Return the material exactly as supplied, apart from the pictures, which are omitted.
══ DATASET ROWS ══
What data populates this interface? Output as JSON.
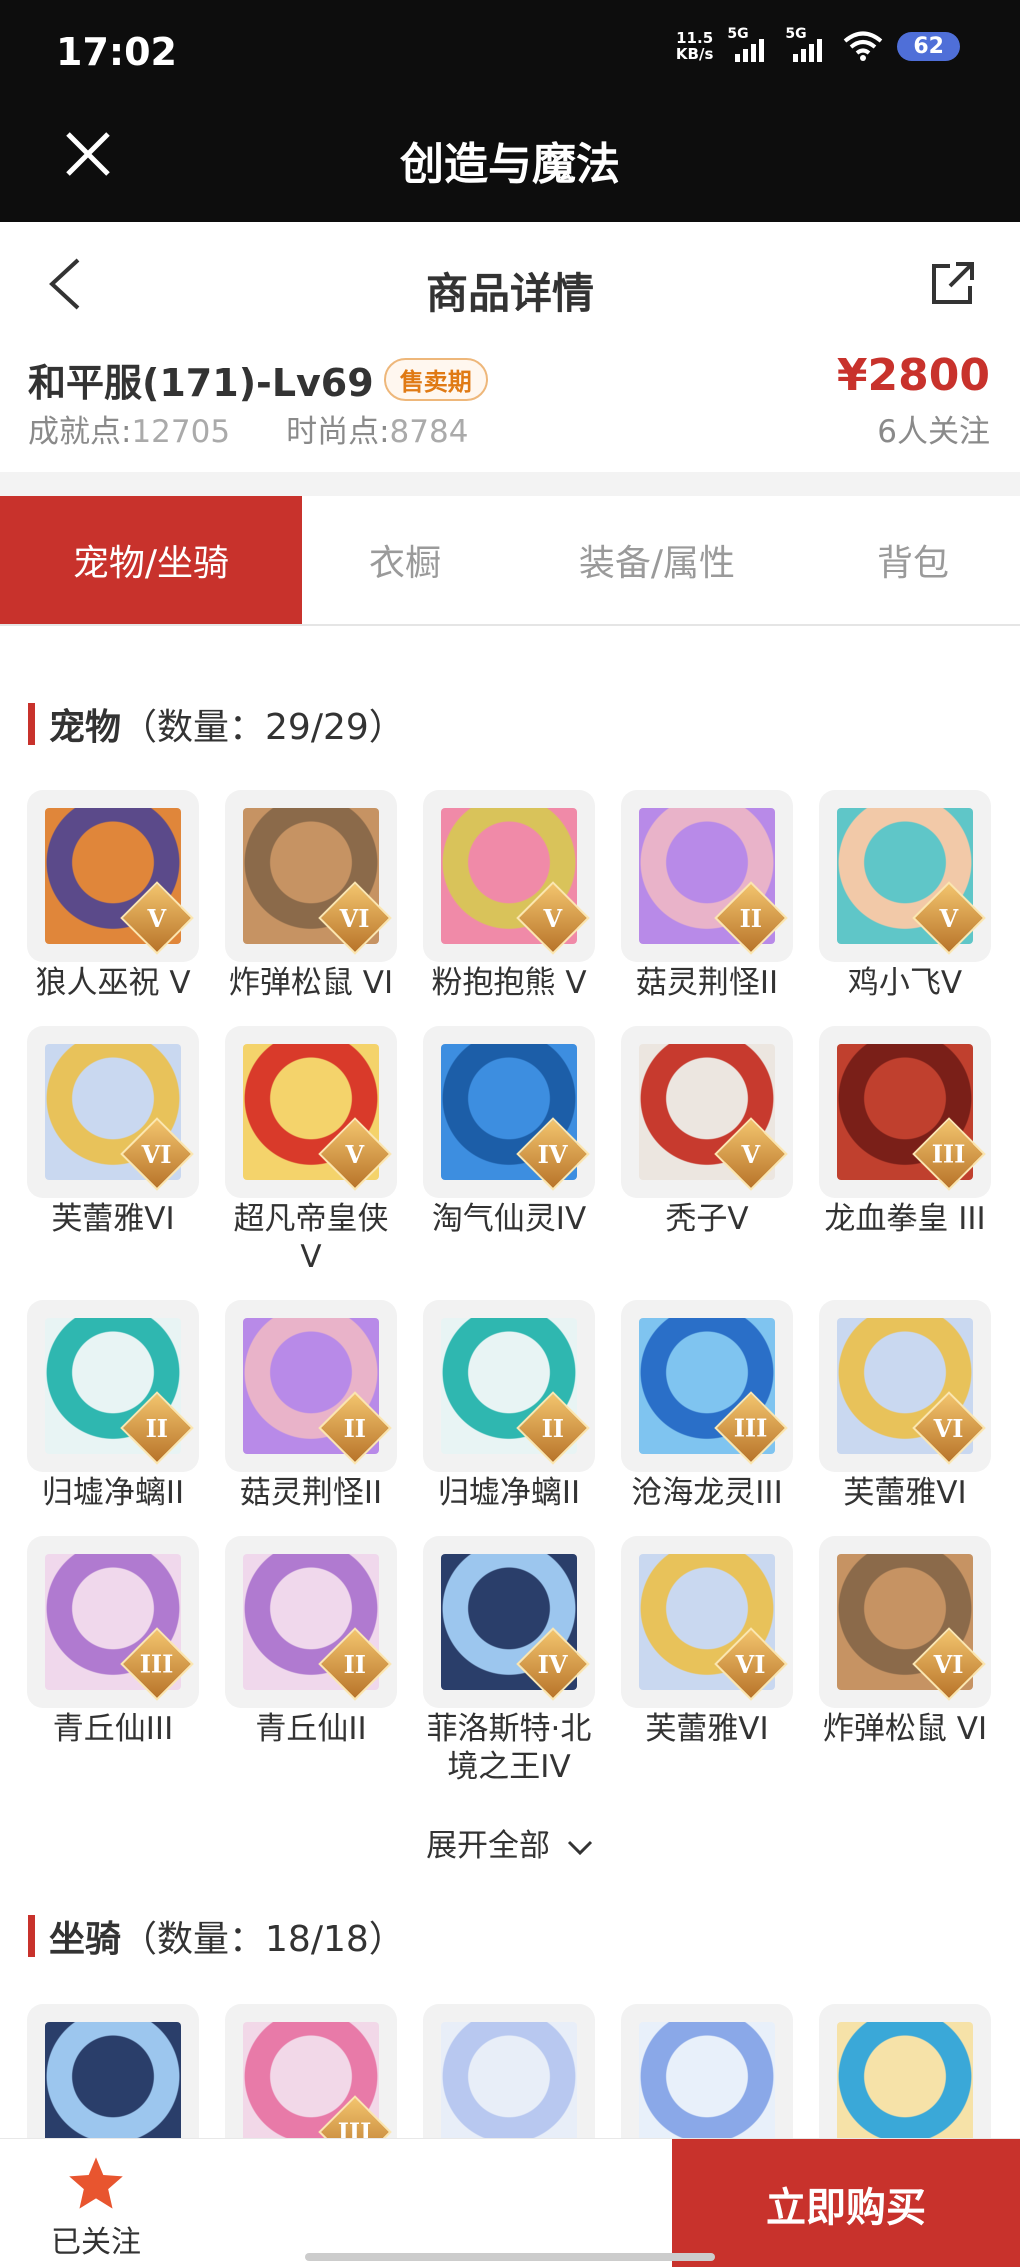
{
  "status_bar": {
    "time": "17:02",
    "speed_value": "11.5",
    "speed_unit": "KB/s",
    "signal_1": "5G",
    "signal_2": "5G",
    "battery": "62"
  },
  "app_header": {
    "title": "创造与魔法",
    "close_icon": "close-icon"
  },
  "nav": {
    "title": "商品详情",
    "back_icon": "chevron-left-icon",
    "share_icon": "share-icon"
  },
  "product": {
    "name": "和平服(171)-Lv69",
    "badge": "售卖期",
    "achievement_label": "成就点:",
    "achievement_value": "12705",
    "fashion_label": "时尚点:",
    "fashion_value": "8784",
    "price": "¥2800",
    "follows": "6人关注"
  },
  "tabs": [
    {
      "label": "宠物/坐骑",
      "active": true
    },
    {
      "label": "衣橱",
      "active": false
    },
    {
      "label": "装备/属性",
      "active": false
    },
    {
      "label": "背包",
      "active": false
    }
  ],
  "pets_section": {
    "title": "宠物",
    "count": "（数量：29/29）"
  },
  "pets": [
    {
      "name": "狼人巫祝 V",
      "rank": "V"
    },
    {
      "name": "炸弹松鼠 VI",
      "rank": "VI"
    },
    {
      "name": "粉抱抱熊 V",
      "rank": "V"
    },
    {
      "name": "菇灵荆怪II",
      "rank": "II"
    },
    {
      "name": "鸡小飞V",
      "rank": "V"
    },
    {
      "name": "芙蕾雅VI",
      "rank": "VI"
    },
    {
      "name": "超凡帝皇侠V",
      "rank": "V"
    },
    {
      "name": "淘气仙灵IV",
      "rank": "IV"
    },
    {
      "name": "秃子V",
      "rank": "V"
    },
    {
      "name": "龙血拳皇 III",
      "rank": "III"
    },
    {
      "name": "归墟净螭II",
      "rank": "II"
    },
    {
      "name": "菇灵荆怪II",
      "rank": "II"
    },
    {
      "name": "归墟净螭II",
      "rank": "II"
    },
    {
      "name": "沧海龙灵III",
      "rank": "III"
    },
    {
      "name": "芙蕾雅VI",
      "rank": "VI"
    },
    {
      "name": "青丘仙III",
      "rank": "III"
    },
    {
      "name": "青丘仙II",
      "rank": "II"
    },
    {
      "name": "菲洛斯特·北境之王IV",
      "rank": "IV"
    },
    {
      "name": "芙蕾雅VI",
      "rank": "VI"
    },
    {
      "name": "炸弹松鼠 VI",
      "rank": "VI"
    }
  ],
  "expand_label": "展开全部",
  "mounts_section": {
    "title": "坐骑",
    "count": "（数量：18/18）"
  },
  "mounts": [
    {
      "rank": ""
    },
    {
      "rank": "III"
    },
    {
      "rank": ""
    },
    {
      "rank": ""
    },
    {
      "rank": ""
    }
  ],
  "bottom": {
    "follow_label": "已关注",
    "buy_label": "立即购买"
  },
  "colors": {
    "accent": "#c8322c",
    "badge": "#e07a14"
  }
}
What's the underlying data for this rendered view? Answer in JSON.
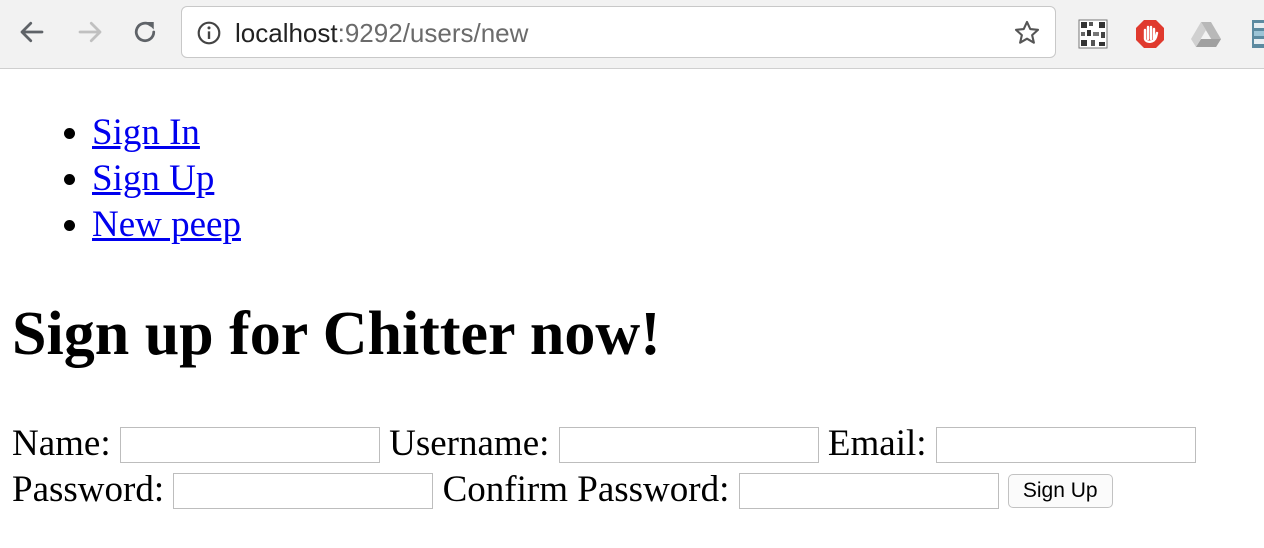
{
  "browser": {
    "url_host": "localhost",
    "url_rest": ":9292/users/new",
    "icons": [
      "back-arrow-icon",
      "forward-arrow-icon",
      "reload-icon",
      "info-icon",
      "bookmark-star-icon",
      "qr-extension-icon",
      "adblock-extension-icon",
      "google-drive-extension-icon",
      "tab-extension-icon"
    ]
  },
  "nav": {
    "items": [
      {
        "label": "Sign In"
      },
      {
        "label": "Sign Up"
      },
      {
        "label": "New peep"
      }
    ]
  },
  "main": {
    "title": "Sign up for Chitter now!"
  },
  "form": {
    "name_label": "Name:",
    "name_value": "",
    "username_label": "Username:",
    "username_value": "",
    "email_label": "Email:",
    "email_value": "",
    "password_label": "Password:",
    "password_value": "",
    "confirm_label": "Confirm Password:",
    "confirm_value": "",
    "submit_label": "Sign Up"
  },
  "colors": {
    "link": "#0000ee",
    "toolbar_bg": "#f2f2f2",
    "adblock_red": "#e03a2e"
  }
}
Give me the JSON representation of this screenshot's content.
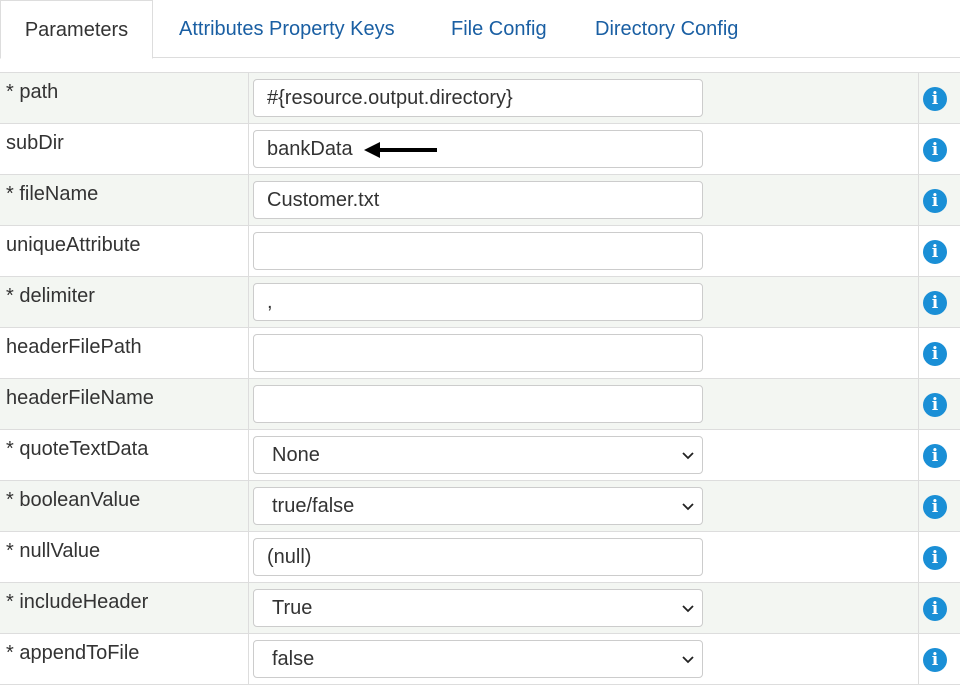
═══
IN RESPONSE:
What data populates this interface? Output as JSON.
{
  "status_bar": {
    "time": "17:02",
    "speed_value": "11.5",
    "speed_unit": "KB/s",
    "signal_1": "5G",
    "signal_2": "5G",
    "battery": "62"
  },
  "app_header": {
    "title": "创造与魔法",
    "close_icon": "close-icon"
  },
  "nav": {
    "title": "商品详情",
    "back_icon": "chevron-left-icon",
    "share_icon": "share-icon"
  },
  "product": {
    "name": "和平服(171)-Lv69",
    "badge": "售卖期",
    "achievement_label": "成就点:",
    "achievement_value": "12705",
    "fashion_label": "时尚点:",
    "fashion_value": "8784",
    "price": "¥2800",
    "follows": "6人关注"
  },
  "tabs": [
    {
      "label": "宠物/坐骑",
      "active": true
    },
    {
      "label": "衣橱",
      "active": false
    },
    {
      "label": "装备/属性",
      "active": false
    },
    {
      "label": "背包",
      "active": false
    }
  ],
  "pets_section": {
    "title": "宠物",
    "count": "（数量：29/29）"
  },
  "pets": [
    {
      "name": "狼人巫祝 V",
      "rank": "V"
    },
    {
      "name": "炸弹松鼠 VI",
      "rank": "VI"
    },
    {
      "name": "粉抱抱熊 V",
      "rank": "V"
    },
    {
      "name": "菇灵荆怪II",
      "rank": "II"
    },
    {
      "name": "鸡小飞V",
      "rank": "V"
    },
    {
      "name": "芙蕾雅VI",
      "rank": "VI"
    },
    {
      "name": "超凡帝皇侠V",
      "rank": "V"
    },
    {
      "name": "淘气仙灵IV",
      "rank": "IV"
    },
    {
      "name": "秃子V",
      "rank": "V"
    },
    {
      "name": "龙血拳皇 III",
      "rank": "III"
    },
    {
      "name": "归墟净螭II",
      "rank": "II"
    },
    {
      "name": "菇灵荆怪II",
      "rank": "II"
    },
    {
      "name": "归墟净螭II",
      "rank": "II"
    },
    {
      "name": "沧海龙灵III",
      "rank": "III"
    },
    {
      "name": "芙蕾雅VI",
      "rank": "VI"
    },
    {
      "name": "青丘仙III",
      "rank": "III"
    },
    {
      "name": "青丘仙II",
      "rank": "II"
    },
    {
      "name": "菲洛斯特·北境之王IV",
      "rank": "IV"
    },
    {
      "name": "芙蕾雅VI",
      "rank": "VI"
    },
    {
      "name": "炸弹松鼠 VI",
      "rank": "VI"
    }
  ],
  "expand_label": "展开全部",
  "mounts_section": {
    "title": "坐骑",
    "count": "（数量：18/18）"
  },
  "mounts": [
    {
      "rank": ""
    },
    {
      "rank": "III"
    },
    {
      "rank": ""
    },
    {
      "rank": ""
    },
    {
      "rank": ""
    }
  ],
  "bottom": {
    "follow_label": "已关注",
    "buy_label": "立即购买"
  },
  "colors": {
    "accent": "#c8322c",
    "badge": "#e07a14"
  }
}
What's the underlying data for this rendered view? Answer in JSON.
{
  "browser": {
    "url_host": "localhost",
    "url_rest": ":9292/users/new",
    "icons": [
      "back-arrow-icon",
      "forward-arrow-icon",
      "reload-icon",
      "info-icon",
      "bookmark-star-icon",
      "qr-extension-icon",
      "adblock-extension-icon",
      "google-drive-extension-icon",
      "tab-extension-icon"
    ]
  },
  "nav": {
    "items": [
      {
        "label": "Sign In"
      },
      {
        "label": "Sign Up"
      },
      {
        "label": "New peep"
      }
    ]
  },
  "main": {
    "title": "Sign up for Chitter now!"
  },
  "form": {
    "name_label": "Name:",
    "name_value": "",
    "username_label": "Username:",
    "username_value": "",
    "email_label": "Email:",
    "email_value": "",
    "password_label": "Password:",
    "password_value": "",
    "confirm_label": "Confirm Password:",
    "confirm_value": "",
    "submit_label": "Sign Up"
  },
  "colors": {
    "link": "#0000ee",
    "toolbar_bg": "#f2f2f2",
    "adblock_red": "#e03a2e"
  }
}
Give me the JSON representation of this screenshot's content.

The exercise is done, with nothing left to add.